Exercise goal: Write out the entries below once more, exactly, with the pictures left out.

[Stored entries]
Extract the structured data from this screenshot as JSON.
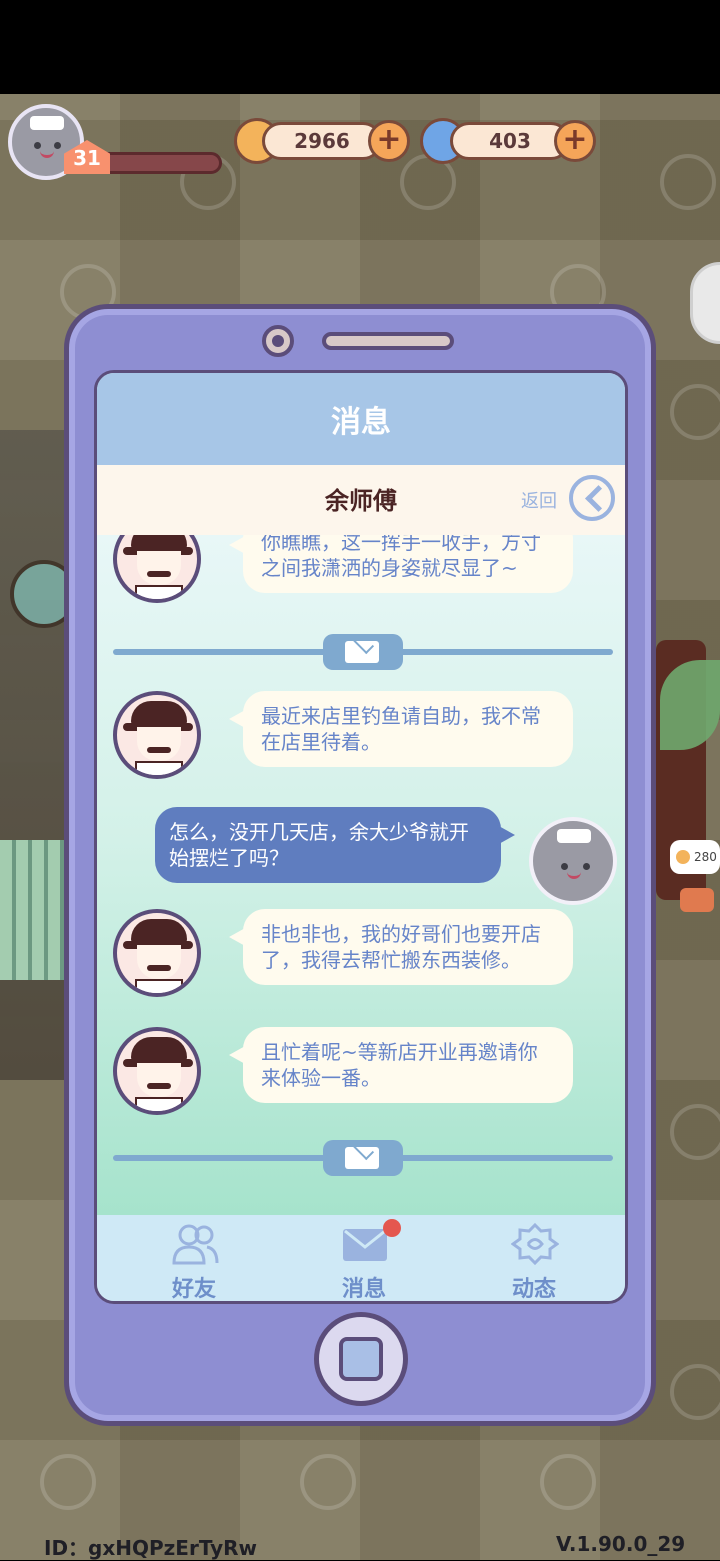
{
  "currency": {
    "coins": "2966",
    "gems": "403"
  },
  "player": {
    "level": "31",
    "level_progress": 0.08
  },
  "screen": {
    "title": "消息",
    "contact_name": "余师傅",
    "back_label": "返回"
  },
  "messages": [
    {
      "from": "npc",
      "text": "你瞧瞧，这一挥手一收手，方寸之间我潇洒的身姿就尽显了~"
    },
    {
      "from": "npc",
      "text": "最近来店里钓鱼请自助，我不常在店里待着。"
    },
    {
      "from": "me",
      "text": "怎么，没开几天店，余大少爷就开始摆烂了吗？"
    },
    {
      "from": "npc",
      "text": "非也非也，我的好哥们也要开店了，我得去帮忙搬东西装修。"
    },
    {
      "from": "npc",
      "text": "且忙着呢~等新店开业再邀请你来体验一番。"
    }
  ],
  "tabs": [
    {
      "label": "好友",
      "icon": "friends-icon"
    },
    {
      "label": "消息",
      "icon": "mail-icon",
      "has_badge": true
    },
    {
      "label": "动态",
      "icon": "activity-icon"
    }
  ],
  "scene": {
    "bubble_value": "280"
  },
  "footer": {
    "id_text": "ID：gxHQPzErTyRw",
    "version": "V.1.90.0_29"
  },
  "colors": {
    "accent_blue": "#5f7dbf",
    "phone_body": "#8e8ed2",
    "badge_red": "#e4574f"
  }
}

Answer to the problem:
Extract the structured data from this screenshot as JSON.
{
  "currency": {
    "coins": "2966",
    "gems": "403"
  },
  "player": {
    "level": "31",
    "level_progress": 0.08
  },
  "screen": {
    "title": "消息",
    "contact_name": "余师傅",
    "back_label": "返回"
  },
  "messages": [
    {
      "from": "npc",
      "text": "你瞧瞧，这一挥手一收手，方寸之间我潇洒的身姿就尽显了~"
    },
    {
      "from": "npc",
      "text": "最近来店里钓鱼请自助，我不常在店里待着。"
    },
    {
      "from": "me",
      "text": "怎么，没开几天店，余大少爷就开始摆烂了吗？"
    },
    {
      "from": "npc",
      "text": "非也非也，我的好哥们也要开店了，我得去帮忙搬东西装修。"
    },
    {
      "from": "npc",
      "text": "且忙着呢~等新店开业再邀请你来体验一番。"
    }
  ],
  "tabs": [
    {
      "label": "好友",
      "icon": "friends-icon"
    },
    {
      "label": "消息",
      "icon": "mail-icon",
      "has_badge": true
    },
    {
      "label": "动态",
      "icon": "activity-icon"
    }
  ],
  "scene": {
    "bubble_value": "280"
  },
  "footer": {
    "id_text": "ID：gxHQPzErTyRw",
    "version": "V.1.90.0_29"
  },
  "colors": {
    "accent_blue": "#5f7dbf",
    "phone_body": "#8e8ed2",
    "badge_red": "#e4574f"
  }
}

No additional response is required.